TASK GOAL
From the listing below, extract every line in which the word "type" appears.

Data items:
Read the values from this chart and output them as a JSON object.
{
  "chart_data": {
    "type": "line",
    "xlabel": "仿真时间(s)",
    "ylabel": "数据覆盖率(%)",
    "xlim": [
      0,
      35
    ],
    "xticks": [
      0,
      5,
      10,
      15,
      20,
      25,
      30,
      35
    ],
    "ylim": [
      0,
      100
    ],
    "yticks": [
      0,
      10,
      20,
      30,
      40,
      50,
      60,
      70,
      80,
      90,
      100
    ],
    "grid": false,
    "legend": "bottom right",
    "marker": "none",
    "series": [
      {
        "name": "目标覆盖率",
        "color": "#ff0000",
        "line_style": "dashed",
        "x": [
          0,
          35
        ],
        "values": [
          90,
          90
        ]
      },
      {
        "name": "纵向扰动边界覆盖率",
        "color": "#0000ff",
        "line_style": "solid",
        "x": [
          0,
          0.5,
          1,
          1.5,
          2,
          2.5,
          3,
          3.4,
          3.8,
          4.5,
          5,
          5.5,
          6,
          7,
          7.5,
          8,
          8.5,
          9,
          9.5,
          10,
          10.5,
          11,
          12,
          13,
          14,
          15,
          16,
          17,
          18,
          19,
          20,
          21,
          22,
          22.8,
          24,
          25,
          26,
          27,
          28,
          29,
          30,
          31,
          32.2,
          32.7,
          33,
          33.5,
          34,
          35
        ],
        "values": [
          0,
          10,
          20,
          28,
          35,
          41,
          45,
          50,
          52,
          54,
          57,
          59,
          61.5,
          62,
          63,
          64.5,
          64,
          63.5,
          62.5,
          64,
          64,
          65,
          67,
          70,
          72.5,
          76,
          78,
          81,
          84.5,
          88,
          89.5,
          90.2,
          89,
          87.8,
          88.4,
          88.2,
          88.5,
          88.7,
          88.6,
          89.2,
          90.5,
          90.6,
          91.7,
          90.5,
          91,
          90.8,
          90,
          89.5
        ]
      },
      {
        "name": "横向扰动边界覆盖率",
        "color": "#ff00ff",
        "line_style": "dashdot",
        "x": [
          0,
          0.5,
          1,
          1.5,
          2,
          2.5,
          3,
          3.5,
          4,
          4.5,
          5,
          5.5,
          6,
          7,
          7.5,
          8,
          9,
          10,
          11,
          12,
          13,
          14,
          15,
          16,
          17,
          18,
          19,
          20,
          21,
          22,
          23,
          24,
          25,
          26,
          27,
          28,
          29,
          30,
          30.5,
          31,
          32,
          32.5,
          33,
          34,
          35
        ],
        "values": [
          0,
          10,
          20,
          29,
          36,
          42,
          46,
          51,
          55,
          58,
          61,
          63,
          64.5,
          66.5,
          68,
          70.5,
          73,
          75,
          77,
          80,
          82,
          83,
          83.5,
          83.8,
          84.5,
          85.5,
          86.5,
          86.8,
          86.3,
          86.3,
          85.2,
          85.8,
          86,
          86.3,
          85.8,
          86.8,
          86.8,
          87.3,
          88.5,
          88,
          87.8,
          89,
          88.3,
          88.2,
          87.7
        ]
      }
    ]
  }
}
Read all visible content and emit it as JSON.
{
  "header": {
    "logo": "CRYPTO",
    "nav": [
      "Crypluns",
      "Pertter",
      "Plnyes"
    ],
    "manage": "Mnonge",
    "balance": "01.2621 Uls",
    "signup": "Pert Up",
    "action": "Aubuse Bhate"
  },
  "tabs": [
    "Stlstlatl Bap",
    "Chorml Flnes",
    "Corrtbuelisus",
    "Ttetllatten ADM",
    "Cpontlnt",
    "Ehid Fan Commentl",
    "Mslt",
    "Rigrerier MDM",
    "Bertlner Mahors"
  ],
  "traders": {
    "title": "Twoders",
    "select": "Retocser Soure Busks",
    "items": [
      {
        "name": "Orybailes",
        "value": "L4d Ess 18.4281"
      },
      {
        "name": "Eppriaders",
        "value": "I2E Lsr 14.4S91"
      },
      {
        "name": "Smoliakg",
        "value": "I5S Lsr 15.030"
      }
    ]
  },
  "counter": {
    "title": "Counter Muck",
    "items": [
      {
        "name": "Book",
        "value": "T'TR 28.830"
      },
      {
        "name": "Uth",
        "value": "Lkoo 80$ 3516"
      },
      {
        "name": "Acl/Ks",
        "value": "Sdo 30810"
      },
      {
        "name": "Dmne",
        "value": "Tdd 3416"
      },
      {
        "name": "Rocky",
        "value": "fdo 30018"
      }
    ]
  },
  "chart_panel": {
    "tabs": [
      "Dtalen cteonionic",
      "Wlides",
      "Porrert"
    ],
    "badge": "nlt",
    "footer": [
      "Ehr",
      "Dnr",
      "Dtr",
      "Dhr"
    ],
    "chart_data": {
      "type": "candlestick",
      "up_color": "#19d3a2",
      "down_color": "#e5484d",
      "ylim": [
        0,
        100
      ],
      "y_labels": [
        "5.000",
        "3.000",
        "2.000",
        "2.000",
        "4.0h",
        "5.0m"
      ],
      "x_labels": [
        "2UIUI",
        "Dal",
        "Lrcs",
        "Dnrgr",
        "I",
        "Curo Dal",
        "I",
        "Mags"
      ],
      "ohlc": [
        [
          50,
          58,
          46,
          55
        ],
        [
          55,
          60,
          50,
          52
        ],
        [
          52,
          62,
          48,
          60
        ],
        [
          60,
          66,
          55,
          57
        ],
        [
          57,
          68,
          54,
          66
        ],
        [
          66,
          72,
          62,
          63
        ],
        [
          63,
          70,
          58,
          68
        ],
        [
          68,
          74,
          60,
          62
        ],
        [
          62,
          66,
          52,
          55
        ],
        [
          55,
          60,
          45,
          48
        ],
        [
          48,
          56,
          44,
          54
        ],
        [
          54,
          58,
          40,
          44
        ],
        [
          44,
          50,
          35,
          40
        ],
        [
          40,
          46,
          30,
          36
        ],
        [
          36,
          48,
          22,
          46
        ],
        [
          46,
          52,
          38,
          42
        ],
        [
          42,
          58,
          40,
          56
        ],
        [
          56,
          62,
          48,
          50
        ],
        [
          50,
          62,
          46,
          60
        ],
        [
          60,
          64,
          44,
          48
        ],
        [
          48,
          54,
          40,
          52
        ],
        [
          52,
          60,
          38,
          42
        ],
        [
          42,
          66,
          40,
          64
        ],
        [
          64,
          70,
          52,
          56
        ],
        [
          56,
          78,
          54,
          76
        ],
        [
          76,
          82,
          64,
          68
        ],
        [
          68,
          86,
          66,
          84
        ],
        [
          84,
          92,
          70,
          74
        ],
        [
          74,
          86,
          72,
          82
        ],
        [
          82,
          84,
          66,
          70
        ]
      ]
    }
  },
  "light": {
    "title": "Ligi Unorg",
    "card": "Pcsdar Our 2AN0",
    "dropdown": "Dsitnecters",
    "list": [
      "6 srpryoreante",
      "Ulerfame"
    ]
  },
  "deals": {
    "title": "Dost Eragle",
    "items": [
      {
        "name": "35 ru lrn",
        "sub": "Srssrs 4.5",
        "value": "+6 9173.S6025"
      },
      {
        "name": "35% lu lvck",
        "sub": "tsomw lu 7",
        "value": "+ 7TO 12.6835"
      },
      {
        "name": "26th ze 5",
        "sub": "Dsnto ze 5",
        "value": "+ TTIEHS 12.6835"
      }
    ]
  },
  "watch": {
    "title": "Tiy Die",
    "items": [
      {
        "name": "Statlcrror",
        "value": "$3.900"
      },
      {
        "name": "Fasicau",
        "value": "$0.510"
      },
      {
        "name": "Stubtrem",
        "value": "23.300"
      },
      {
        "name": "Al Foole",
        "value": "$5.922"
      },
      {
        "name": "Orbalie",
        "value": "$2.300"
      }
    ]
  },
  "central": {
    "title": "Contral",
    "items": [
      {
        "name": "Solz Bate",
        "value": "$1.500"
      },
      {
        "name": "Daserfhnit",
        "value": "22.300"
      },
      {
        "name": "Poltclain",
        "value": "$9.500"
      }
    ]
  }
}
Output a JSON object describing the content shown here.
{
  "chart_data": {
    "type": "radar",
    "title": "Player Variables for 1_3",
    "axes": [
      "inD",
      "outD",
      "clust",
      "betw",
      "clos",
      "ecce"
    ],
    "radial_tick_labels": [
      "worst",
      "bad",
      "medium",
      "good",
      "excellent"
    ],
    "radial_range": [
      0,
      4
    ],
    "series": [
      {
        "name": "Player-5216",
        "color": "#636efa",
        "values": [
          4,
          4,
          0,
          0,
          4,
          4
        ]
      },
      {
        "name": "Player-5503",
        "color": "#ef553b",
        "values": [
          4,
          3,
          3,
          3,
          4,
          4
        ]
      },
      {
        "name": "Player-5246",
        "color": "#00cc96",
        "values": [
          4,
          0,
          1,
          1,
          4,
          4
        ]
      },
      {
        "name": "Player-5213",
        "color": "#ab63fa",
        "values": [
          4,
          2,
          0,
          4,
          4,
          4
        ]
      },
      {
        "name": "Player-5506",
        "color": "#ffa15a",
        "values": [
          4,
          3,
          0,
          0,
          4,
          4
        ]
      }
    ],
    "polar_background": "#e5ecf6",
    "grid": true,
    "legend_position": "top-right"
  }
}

TASK RESPONSE
    "type": "line",
      "type": "candlestick",
    "type": "radar",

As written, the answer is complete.